Read the lines below, and copy any that contain the string "vackra".

++++ ENTRIES SUPPLIED ++++

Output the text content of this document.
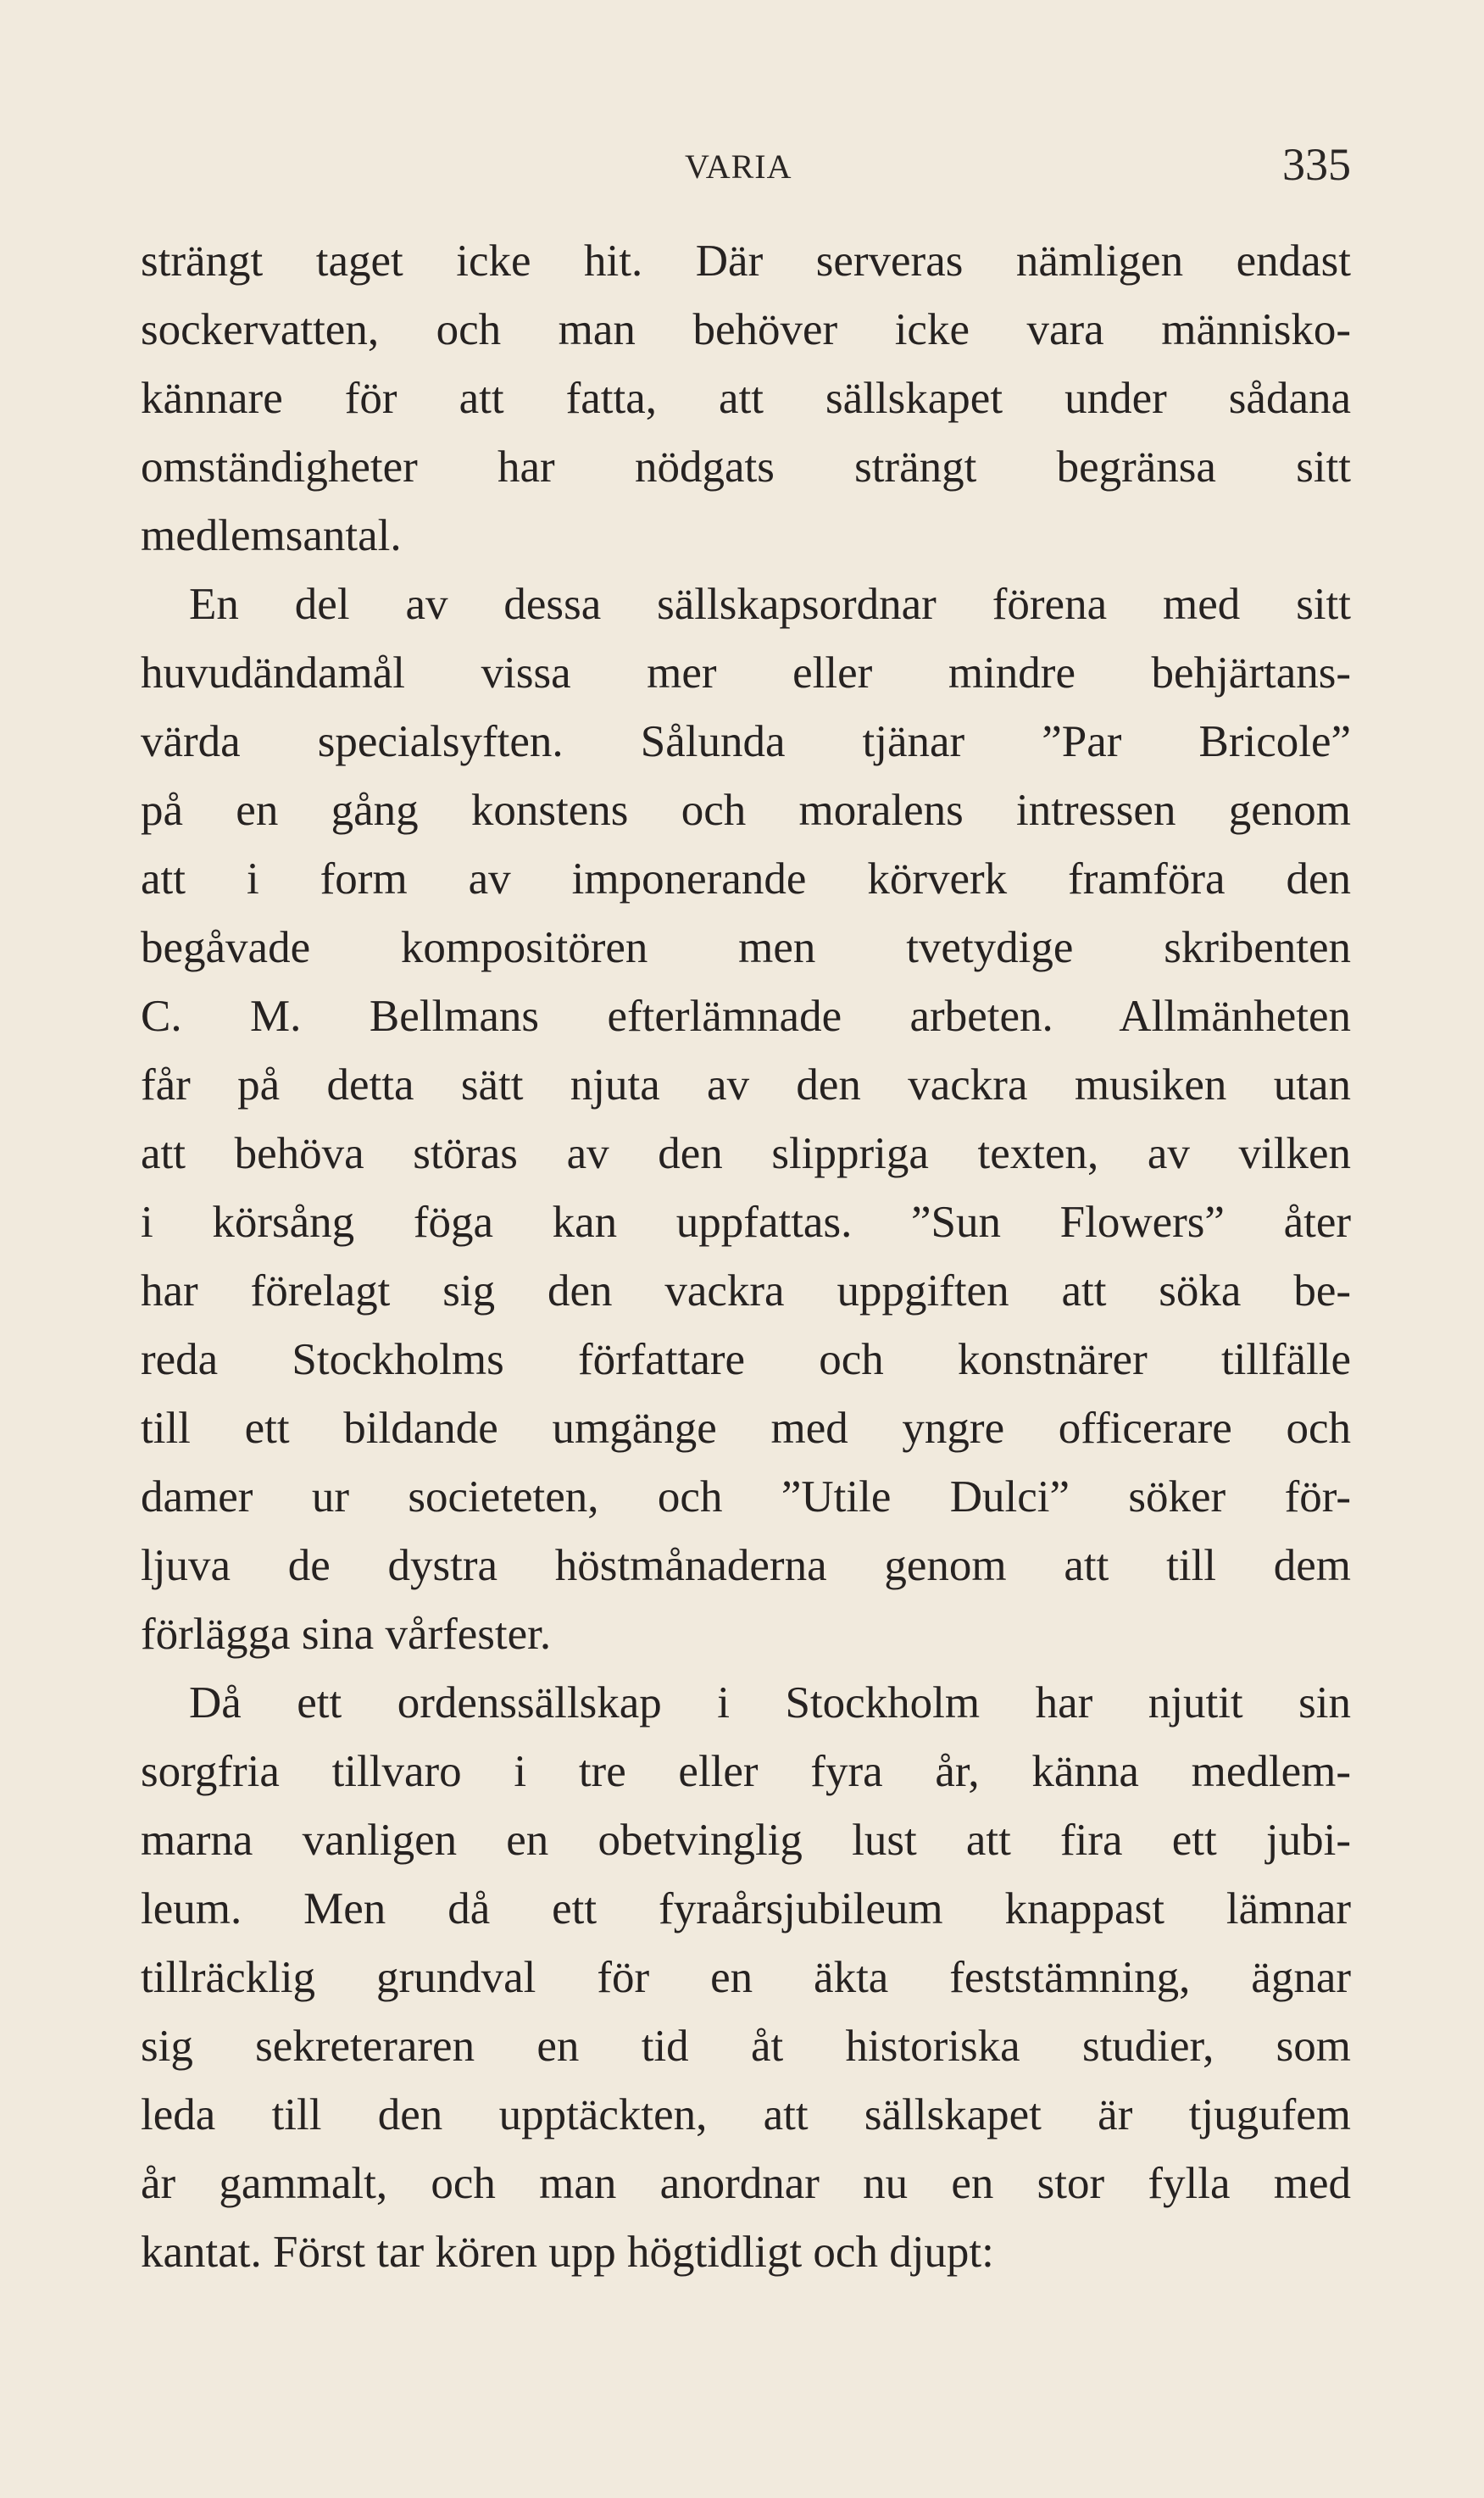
VARIA	335
strängt taget icke hit. Där serveras nämligen endast
sockervatten, och man behöver icke vara människo-
kännare för att fatta, att sällskapet under sådana
omständigheter har nödgats strängt begränsa sitt
medlemsantal.
En del av dessa sällskapsordnar förena med sitt
huvudändamål vissa mer eller mindre behjärtans-
värda specialsyften. Sålunda tjänar ”Par Bricole”
på en gång konstens och moralens intressen genom
att i form av imponerande körverk framföra den
begåvade kompositören men tvetydige skribenten
C. M. Bellmans efterlämnade arbeten. Allmänheten
får på detta sätt njuta av den vackra musiken utan
att behöva störas av den slippriga texten, av vilken
i körsång föga kan uppfattas. ”Sun Flowers” åter
har förelagt sig den vackra uppgiften att söka be-
reda Stockholms författare och konstnärer tillfälle
till ett bildande umgänge med yngre officerare och
damer ur societeten, och ”Utile Dulci” söker för-
ljuva de dystra höstmånaderna genom att till dem
förlägga sina vårfester.
Då ett ordenssällskap i Stockholm har njutit sin
sorgfria tillvaro i tre eller fyra år, känna medlem-
marna vanligen en obetvinglig lust att fira ett jubi-
leum. Men då ett fyraårsjubileum knappast lämnar
tillräcklig grundval för en äkta feststämning, ägnar
sig sekreteraren en tid åt historiska studier, som
leda till den upptäckten, att sällskapet är tjugufem
år gammalt, och man anordnar nu en stor fylla med
kantat. Först tar kören upp högtidligt och djupt:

++++

* **EXERCISE SOLUTION**
får på detta sätt njuta av den vackra musiken utan
har förelagt sig den vackra uppgiften att söka be-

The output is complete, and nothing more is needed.